RECORDS FOR THE TASK —

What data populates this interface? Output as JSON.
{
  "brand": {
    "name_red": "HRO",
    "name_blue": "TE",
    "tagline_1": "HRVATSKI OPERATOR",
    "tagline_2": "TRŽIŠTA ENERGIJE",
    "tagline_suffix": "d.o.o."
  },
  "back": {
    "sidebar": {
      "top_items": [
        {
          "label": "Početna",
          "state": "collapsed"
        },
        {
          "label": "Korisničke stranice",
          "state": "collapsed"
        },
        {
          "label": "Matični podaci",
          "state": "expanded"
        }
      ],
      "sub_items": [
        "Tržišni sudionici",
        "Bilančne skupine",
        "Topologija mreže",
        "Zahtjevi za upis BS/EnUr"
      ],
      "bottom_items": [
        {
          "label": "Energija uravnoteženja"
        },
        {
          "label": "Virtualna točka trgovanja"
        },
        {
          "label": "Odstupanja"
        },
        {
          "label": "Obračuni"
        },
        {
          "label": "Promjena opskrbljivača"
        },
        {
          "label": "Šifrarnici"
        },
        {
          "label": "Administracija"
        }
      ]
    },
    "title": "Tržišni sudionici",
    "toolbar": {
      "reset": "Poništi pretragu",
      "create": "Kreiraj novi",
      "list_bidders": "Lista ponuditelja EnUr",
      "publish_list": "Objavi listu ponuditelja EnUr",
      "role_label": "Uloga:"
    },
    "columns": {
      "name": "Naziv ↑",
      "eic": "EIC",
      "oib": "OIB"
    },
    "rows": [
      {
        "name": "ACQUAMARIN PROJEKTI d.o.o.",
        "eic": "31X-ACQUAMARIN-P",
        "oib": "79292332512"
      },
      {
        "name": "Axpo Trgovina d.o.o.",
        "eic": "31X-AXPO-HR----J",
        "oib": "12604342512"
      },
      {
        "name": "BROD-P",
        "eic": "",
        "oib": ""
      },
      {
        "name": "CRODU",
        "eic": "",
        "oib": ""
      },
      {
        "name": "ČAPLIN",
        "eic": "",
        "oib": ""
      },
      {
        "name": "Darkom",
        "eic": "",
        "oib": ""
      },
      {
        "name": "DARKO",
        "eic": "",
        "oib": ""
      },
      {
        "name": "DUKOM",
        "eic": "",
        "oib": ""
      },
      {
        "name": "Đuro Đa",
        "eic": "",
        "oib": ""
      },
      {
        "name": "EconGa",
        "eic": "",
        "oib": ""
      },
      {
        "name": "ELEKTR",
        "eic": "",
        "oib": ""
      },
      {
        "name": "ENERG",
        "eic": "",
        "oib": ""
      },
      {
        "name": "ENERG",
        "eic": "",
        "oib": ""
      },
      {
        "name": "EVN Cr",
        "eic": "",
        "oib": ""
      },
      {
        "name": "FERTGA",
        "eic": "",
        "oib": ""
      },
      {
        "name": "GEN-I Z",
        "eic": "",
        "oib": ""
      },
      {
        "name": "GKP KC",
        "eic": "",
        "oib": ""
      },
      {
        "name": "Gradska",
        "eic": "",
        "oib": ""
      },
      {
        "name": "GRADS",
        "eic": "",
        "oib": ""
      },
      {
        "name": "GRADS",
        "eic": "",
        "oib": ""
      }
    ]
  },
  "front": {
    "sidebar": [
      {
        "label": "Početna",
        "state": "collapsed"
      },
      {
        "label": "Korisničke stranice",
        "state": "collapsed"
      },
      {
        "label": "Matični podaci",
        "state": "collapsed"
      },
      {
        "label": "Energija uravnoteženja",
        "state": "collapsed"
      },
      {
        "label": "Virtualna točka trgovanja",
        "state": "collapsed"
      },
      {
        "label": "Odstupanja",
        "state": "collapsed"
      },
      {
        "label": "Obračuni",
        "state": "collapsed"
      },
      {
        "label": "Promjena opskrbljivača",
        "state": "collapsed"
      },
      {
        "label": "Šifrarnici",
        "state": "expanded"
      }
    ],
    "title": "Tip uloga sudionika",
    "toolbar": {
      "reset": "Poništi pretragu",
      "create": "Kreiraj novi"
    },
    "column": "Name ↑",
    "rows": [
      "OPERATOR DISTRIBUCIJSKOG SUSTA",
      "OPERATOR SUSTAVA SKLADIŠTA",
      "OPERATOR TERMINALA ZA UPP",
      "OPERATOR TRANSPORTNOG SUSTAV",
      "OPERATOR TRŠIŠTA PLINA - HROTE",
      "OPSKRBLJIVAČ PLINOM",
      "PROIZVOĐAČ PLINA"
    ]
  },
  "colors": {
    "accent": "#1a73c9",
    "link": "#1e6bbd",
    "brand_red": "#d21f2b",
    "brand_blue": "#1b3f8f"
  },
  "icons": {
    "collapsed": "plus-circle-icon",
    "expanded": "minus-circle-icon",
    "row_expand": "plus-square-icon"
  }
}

PROBLEM REQUIREMENTS — Could you quote the material above in full, exactly as it stands?

RESPONSE —
What data populates this interface? Output as JSON.
{
  "brand": {
    "name_red": "HRO",
    "name_blue": "TE",
    "tagline_1": "HRVATSKI OPERATOR",
    "tagline_2": "TRŽIŠTA ENERGIJE",
    "tagline_suffix": "d.o.o."
  },
  "back": {
    "sidebar": {
      "top_items": [
        {
          "label": "Početna",
          "state": "collapsed"
        },
        {
          "label": "Korisničke stranice",
          "state": "collapsed"
        },
        {
          "label": "Matični podaci",
          "state": "expanded"
        }
      ],
      "sub_items": [
        "Tržišni sudionici",
        "Bilančne skupine",
        "Topologija mreže",
        "Zahtjevi za upis BS/EnUr"
      ],
      "bottom_items": [
        {
          "label": "Energija uravnoteženja"
        },
        {
          "label": "Virtualna točka trgovanja"
        },
        {
          "label": "Odstupanja"
        },
        {
          "label": "Obračuni"
        },
        {
          "label": "Promjena opskrbljivača"
        },
        {
          "label": "Šifrarnici"
        },
        {
          "label": "Administracija"
        }
      ]
    },
    "title": "Tržišni sudionici",
    "toolbar": {
      "reset": "Poništi pretragu",
      "create": "Kreiraj novi",
      "list_bidders": "Lista ponuditelja EnUr",
      "publish_list": "Objavi listu ponuditelja EnUr",
      "role_label": "Uloga:"
    },
    "columns": {
      "name": "Naziv ↑",
      "eic": "EIC",
      "oib": "OIB"
    },
    "rows": [
      {
        "name": "ACQUAMARIN PROJEKTI d.o.o.",
        "eic": "31X-ACQUAMARIN-P",
        "oib": "79292332512"
      },
      {
        "name": "Axpo Trgovina d.o.o.",
        "eic": "31X-AXPO-HR----J",
        "oib": "12604342512"
      },
      {
        "name": "BROD-P",
        "eic": "",
        "oib": ""
      },
      {
        "name": "CRODU",
        "eic": "",
        "oib": ""
      },
      {
        "name": "ČAPLIN",
        "eic": "",
        "oib": ""
      },
      {
        "name": "Darkom",
        "eic": "",
        "oib": ""
      },
      {
        "name": "DARKO",
        "eic": "",
        "oib": ""
      },
      {
        "name": "DUKOM",
        "eic": "",
        "oib": ""
      },
      {
        "name": "Đuro Đa",
        "eic": "",
        "oib": ""
      },
      {
        "name": "EconGa",
        "eic": "",
        "oib": ""
      },
      {
        "name": "ELEKTR",
        "eic": "",
        "oib": ""
      },
      {
        "name": "ENERG",
        "eic": "",
        "oib": ""
      },
      {
        "name": "ENERG",
        "eic": "",
        "oib": ""
      },
      {
        "name": "EVN Cr",
        "eic": "",
        "oib": ""
      },
      {
        "name": "FERTGA",
        "eic": "",
        "oib": ""
      },
      {
        "name": "GEN-I Z",
        "eic": "",
        "oib": ""
      },
      {
        "name": "GKP KC",
        "eic": "",
        "oib": ""
      },
      {
        "name": "Gradska",
        "eic": "",
        "oib": ""
      },
      {
        "name": "GRADS",
        "eic": "",
        "oib": ""
      },
      {
        "name": "GRADS",
        "eic": "",
        "oib": ""
      }
    ]
  },
  "front": {
    "sidebar": [
      {
        "label": "Početna",
        "state": "collapsed"
      },
      {
        "label": "Korisničke stranice",
        "state": "collapsed"
      },
      {
        "label": "Matični podaci",
        "state": "collapsed"
      },
      {
        "label": "Energija uravnoteženja",
        "state": "collapsed"
      },
      {
        "label": "Virtualna točka trgovanja",
        "state": "collapsed"
      },
      {
        "label": "Odstupanja",
        "state": "collapsed"
      },
      {
        "label": "Obračuni",
        "state": "collapsed"
      },
      {
        "label": "Promjena opskrbljivača",
        "state": "collapsed"
      },
      {
        "label": "Šifrarnici",
        "state": "expanded"
      }
    ],
    "title": "Tip uloga sudionika",
    "toolbar": {
      "reset": "Poništi pretragu",
      "create": "Kreiraj novi"
    },
    "column": "Name ↑",
    "rows": [
      "OPERATOR DISTRIBUCIJSKOG SUSTA",
      "OPERATOR SUSTAVA SKLADIŠTA",
      "OPERATOR TERMINALA ZA UPP",
      "OPERATOR TRANSPORTNOG SUSTAV",
      "OPERATOR TRŠIŠTA PLINA - HROTE",
      "OPSKRBLJIVAČ PLINOM",
      "PROIZVOĐAČ PLINA"
    ]
  },
  "colors": {
    "accent": "#1a73c9",
    "link": "#1e6bbd",
    "brand_red": "#d21f2b",
    "brand_blue": "#1b3f8f"
  },
  "icons": {
    "collapsed": "plus-circle-icon",
    "expanded": "minus-circle-icon",
    "row_expand": "plus-square-icon"
  }
}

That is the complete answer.